Take the material and output all of it exactly.

→ **Records for this task**
───
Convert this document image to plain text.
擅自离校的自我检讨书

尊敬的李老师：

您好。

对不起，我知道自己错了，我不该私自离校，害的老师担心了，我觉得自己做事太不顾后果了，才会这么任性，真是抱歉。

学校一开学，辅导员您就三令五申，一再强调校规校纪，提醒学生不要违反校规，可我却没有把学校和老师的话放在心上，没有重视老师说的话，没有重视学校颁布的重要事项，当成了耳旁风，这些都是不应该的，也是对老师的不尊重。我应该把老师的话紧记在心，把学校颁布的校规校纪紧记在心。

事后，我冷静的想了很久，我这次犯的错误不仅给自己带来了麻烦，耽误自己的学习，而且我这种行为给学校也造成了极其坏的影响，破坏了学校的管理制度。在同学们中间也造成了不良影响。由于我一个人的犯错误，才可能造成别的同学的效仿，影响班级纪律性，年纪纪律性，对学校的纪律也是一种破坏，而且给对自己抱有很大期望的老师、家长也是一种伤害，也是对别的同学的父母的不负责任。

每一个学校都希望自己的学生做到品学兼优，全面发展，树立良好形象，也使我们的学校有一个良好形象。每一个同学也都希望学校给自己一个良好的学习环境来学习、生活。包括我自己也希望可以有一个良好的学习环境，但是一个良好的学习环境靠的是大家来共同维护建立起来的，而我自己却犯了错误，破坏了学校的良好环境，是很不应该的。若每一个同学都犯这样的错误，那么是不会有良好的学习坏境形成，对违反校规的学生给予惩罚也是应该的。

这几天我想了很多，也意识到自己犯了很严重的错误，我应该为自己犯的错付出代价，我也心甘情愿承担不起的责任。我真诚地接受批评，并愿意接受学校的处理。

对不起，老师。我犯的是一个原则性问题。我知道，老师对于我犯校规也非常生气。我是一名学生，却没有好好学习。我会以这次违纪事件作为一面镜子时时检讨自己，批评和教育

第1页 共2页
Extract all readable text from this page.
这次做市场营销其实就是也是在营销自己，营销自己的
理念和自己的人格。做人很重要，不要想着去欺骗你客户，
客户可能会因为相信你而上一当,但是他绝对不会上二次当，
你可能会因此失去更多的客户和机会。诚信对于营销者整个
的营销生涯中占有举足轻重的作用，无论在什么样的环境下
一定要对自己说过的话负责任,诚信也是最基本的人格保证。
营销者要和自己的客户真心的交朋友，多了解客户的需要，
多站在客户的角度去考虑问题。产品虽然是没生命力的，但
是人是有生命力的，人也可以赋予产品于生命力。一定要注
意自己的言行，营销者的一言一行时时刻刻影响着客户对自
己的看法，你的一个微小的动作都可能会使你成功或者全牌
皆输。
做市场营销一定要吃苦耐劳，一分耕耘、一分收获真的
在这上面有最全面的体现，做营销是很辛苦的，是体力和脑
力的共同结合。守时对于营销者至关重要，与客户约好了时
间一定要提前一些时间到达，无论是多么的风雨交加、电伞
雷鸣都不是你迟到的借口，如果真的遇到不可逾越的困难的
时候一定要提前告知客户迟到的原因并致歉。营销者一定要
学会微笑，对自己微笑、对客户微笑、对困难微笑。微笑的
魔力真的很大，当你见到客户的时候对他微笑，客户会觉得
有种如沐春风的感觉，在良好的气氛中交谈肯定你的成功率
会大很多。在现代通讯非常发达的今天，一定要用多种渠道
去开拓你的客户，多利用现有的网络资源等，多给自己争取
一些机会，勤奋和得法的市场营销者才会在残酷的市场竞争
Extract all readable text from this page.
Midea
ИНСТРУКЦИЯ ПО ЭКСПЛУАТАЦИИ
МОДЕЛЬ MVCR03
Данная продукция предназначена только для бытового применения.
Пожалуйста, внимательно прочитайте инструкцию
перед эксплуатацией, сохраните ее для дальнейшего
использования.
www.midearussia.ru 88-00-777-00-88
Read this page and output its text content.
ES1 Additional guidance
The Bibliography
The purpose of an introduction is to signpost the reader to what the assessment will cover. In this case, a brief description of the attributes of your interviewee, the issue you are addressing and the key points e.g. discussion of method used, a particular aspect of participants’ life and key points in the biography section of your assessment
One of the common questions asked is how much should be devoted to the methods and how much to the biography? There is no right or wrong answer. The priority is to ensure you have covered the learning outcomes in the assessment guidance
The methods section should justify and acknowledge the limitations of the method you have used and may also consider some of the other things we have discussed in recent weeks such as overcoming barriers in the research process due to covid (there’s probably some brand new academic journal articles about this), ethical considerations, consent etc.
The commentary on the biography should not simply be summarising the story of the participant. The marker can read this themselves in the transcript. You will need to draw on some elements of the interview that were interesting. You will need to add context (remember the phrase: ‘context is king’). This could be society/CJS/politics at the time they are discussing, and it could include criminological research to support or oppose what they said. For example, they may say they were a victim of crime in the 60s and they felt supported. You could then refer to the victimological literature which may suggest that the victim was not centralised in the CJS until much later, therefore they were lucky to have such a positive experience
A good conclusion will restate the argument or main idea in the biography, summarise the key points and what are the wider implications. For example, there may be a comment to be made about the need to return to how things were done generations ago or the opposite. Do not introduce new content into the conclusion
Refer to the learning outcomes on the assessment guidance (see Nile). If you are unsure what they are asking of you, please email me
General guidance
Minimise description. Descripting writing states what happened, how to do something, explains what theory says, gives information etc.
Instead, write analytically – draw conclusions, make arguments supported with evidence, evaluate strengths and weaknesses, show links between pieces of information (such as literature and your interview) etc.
───
→ **Exercise response**
Convert this document image to plain text.
擅自离校的自我检讨书

尊敬的李老师：

您好。

对不起，我知道自己错了，我不该私自离校，害的老师担心了，我觉得自己做事太不顾后果了，才会这么任性，真是抱歉。

学校一开学，辅导员您就三令五申，一再强调校规校纪，提醒学生不要违反校规，可我却没有把学校和老师的话放在心上，没有重视老师说的话，没有重视学校颁布的重要事项，当成了耳旁风，这些都是不应该的，也是对老师的不尊重。我应该把老师的话紧记在心，把学校颁布的校规校纪紧记在心。

事后，我冷静的想了很久，我这次犯的错误不仅给自己带来了麻烦，耽误自己的学习，而且我这种行为给学校也造成了极其坏的影响，破坏了学校的管理制度。在同学们中间也造成了不良影响。由于我一个人的犯错误，才可能造成别的同学的效仿，影响班级纪律性，年纪纪律性，对学校的纪律也是一种破坏，而且给对自己抱有很大期望的老师、家长也是一种伤害，也是对别的同学的父母的不负责任。

每一个学校都希望自己的学生做到品学兼优，全面发展，树立良好形象，也使我们的学校有一个良好形象。每一个同学也都希望学校给自己一个良好的学习环境来学习、生活。包括我自己也希望可以有一个良好的学习环境，但是一个良好的学习环境靠的是大家来共同维护建立起来的，而我自己却犯了错误，破坏了学校的良好环境，是很不应该的。若每一个同学都犯这样的错误，那么是不会有良好的学习坏境形成，对违反校规的学生给予惩罚也是应该的。

这几天我想了很多，也意识到自己犯了很严重的错误，我应该为自己犯的错付出代价，我也心甘情愿承担不起的责任。我真诚地接受批评，并愿意接受学校的处理。

对不起，老师。我犯的是一个原则性问题。我知道，老师对于我犯校规也非常生气。我是一名学生，却没有好好学习。我会以这次违纪事件作为一面镜子时时检讨自己，批评和教育

第1页 共2页
Extract all readable text from this page.
这次做市场营销其实就是也是在营销自己，营销自己的
理念和自己的人格。做人很重要，不要想着去欺骗你客户，
客户可能会因为相信你而上一当,但是他绝对不会上二次当，
你可能会因此失去更多的客户和机会。诚信对于营销者整个
的营销生涯中占有举足轻重的作用，无论在什么样的环境下
一定要对自己说过的话负责任,诚信也是最基本的人格保证。
营销者要和自己的客户真心的交朋友，多了解客户的需要，
多站在客户的角度去考虑问题。产品虽然是没生命力的，但
是人是有生命力的，人也可以赋予产品于生命力。一定要注
意自己的言行，营销者的一言一行时时刻刻影响着客户对自
己的看法，你的一个微小的动作都可能会使你成功或者全牌
皆输。
做市场营销一定要吃苦耐劳，一分耕耘、一分收获真的
在这上面有最全面的体现，做营销是很辛苦的，是体力和脑
力的共同结合。守时对于营销者至关重要，与客户约好了时
间一定要提前一些时间到达，无论是多么的风雨交加、电伞
雷鸣都不是你迟到的借口，如果真的遇到不可逾越的困难的
时候一定要提前告知客户迟到的原因并致歉。营销者一定要
学会微笑，对自己微笑、对客户微笑、对困难微笑。微笑的
魔力真的很大，当你见到客户的时候对他微笑，客户会觉得
有种如沐春风的感觉，在良好的气氛中交谈肯定你的成功率
会大很多。在现代通讯非常发达的今天，一定要用多种渠道
去开拓你的客户，多利用现有的网络资源等，多给自己争取
一些机会，勤奋和得法的市场营销者才会在残酷的市场竞争
Extract all readable text from this page.
Midea
ИНСТРУКЦИЯ ПО ЭКСПЛУАТАЦИИ
МОДЕЛЬ MVCR03
Данная продукция предназначена только для бытового применения.
Пожалуйста, внимательно прочитайте инструкцию
перед эксплуатацией, сохраните ее для дальнейшего
использования.
www.midearussia.ru 88-00-777-00-88
Read this page and output its text content.
ES1 Additional guidance
The Bibliography
The purpose of an introduction is to signpost the reader to what the assessment will cover. In this case, a brief description of the attributes of your interviewee, the issue you are addressing and the key points e.g. discussion of method used, a particular aspect of participants’ life and key points in the biography section of your assessment
One of the common questions asked is how much should be devoted to the methods and how much to the biography? There is no right or wrong answer. The priority is to ensure you have covered the learning outcomes in the assessment guidance
The methods section should justify and acknowledge the limitations of the method you have used and may also consider some of the other things we have discussed in recent weeks such as overcoming barriers in the research process due to covid (there’s probably some brand new academic journal articles about this), ethical considerations, consent etc.
The commentary on the biography should not simply be summarising the story of the participant. The marker can read this themselves in the transcript. You will need to draw on some elements of the interview that were interesting. You will need to add context (remember the phrase: ‘context is king’). This could be society/CJS/politics at the time they are discussing, and it could include criminological research to support or oppose what they said. For example, they may say they were a victim of crime in the 60s and they felt supported. You could then refer to the victimological literature which may suggest that the victim was not centralised in the CJS until much later, therefore they were lucky to have such a positive experience
A good conclusion will restate the argument or main idea in the biography, summarise the key points and what are the wider implications. For example, there may be a comment to be made about the need to return to how things were done generations ago or the opposite. Do not introduce new content into the conclusion
Refer to the learning outcomes on the assessment guidance (see Nile). If you are unsure what they are asking of you, please email me
General guidance
Minimise description. Descripting writing states what happened, how to do something, explains what theory says, gives information etc.
Instead, write analytically – draw conclusions, make arguments supported with evidence, evaluate strengths and weaknesses, show links between pieces of information (such as literature and your interview) etc.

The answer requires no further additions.